─── Supplied records ───
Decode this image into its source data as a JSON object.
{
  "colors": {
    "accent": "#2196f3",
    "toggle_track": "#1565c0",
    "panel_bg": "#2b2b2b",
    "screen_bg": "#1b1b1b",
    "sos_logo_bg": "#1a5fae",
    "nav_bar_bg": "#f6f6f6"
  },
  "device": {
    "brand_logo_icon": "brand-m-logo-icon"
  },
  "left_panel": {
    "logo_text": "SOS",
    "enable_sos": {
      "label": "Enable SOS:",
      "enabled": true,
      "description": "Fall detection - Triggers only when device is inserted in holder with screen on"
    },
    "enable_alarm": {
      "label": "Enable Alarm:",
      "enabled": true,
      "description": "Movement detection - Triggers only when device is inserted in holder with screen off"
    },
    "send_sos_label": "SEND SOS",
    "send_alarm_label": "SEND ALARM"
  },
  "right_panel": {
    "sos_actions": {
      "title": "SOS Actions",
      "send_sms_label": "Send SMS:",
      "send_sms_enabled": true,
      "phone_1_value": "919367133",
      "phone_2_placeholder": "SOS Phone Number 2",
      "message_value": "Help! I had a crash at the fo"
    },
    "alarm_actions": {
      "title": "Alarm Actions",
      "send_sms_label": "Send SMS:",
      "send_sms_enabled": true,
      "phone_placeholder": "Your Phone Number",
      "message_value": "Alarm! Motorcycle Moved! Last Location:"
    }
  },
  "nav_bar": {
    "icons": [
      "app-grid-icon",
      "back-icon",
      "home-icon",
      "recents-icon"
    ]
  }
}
───
Your task is to repeat each line of the material exactly.

> [Solution]:
Decode this image into its source data as a JSON object.
{
  "colors": {
    "accent": "#2196f3",
    "toggle_track": "#1565c0",
    "panel_bg": "#2b2b2b",
    "screen_bg": "#1b1b1b",
    "sos_logo_bg": "#1a5fae",
    "nav_bar_bg": "#f6f6f6"
  },
  "device": {
    "brand_logo_icon": "brand-m-logo-icon"
  },
  "left_panel": {
    "logo_text": "SOS",
    "enable_sos": {
      "label": "Enable SOS:",
      "enabled": true,
      "description": "Fall detection - Triggers only when device is inserted in holder with screen on"
    },
    "enable_alarm": {
      "label": "Enable Alarm:",
      "enabled": true,
      "description": "Movement detection - Triggers only when device is inserted in holder with screen off"
    },
    "send_sos_label": "SEND SOS",
    "send_alarm_label": "SEND ALARM"
  },
  "right_panel": {
    "sos_actions": {
      "title": "SOS Actions",
      "send_sms_label": "Send SMS:",
      "send_sms_enabled": true,
      "phone_1_value": "919367133",
      "phone_2_placeholder": "SOS Phone Number 2",
      "message_value": "Help! I had a crash at the fo"
    },
    "alarm_actions": {
      "title": "Alarm Actions",
      "send_sms_label": "Send SMS:",
      "send_sms_enabled": true,
      "phone_placeholder": "Your Phone Number",
      "message_value": "Alarm! Motorcycle Moved! Last Location:"
    }
  },
  "nav_bar": {
    "icons": [
      "app-grid-icon",
      "back-icon",
      "home-icon",
      "recents-icon"
    ]
  }
}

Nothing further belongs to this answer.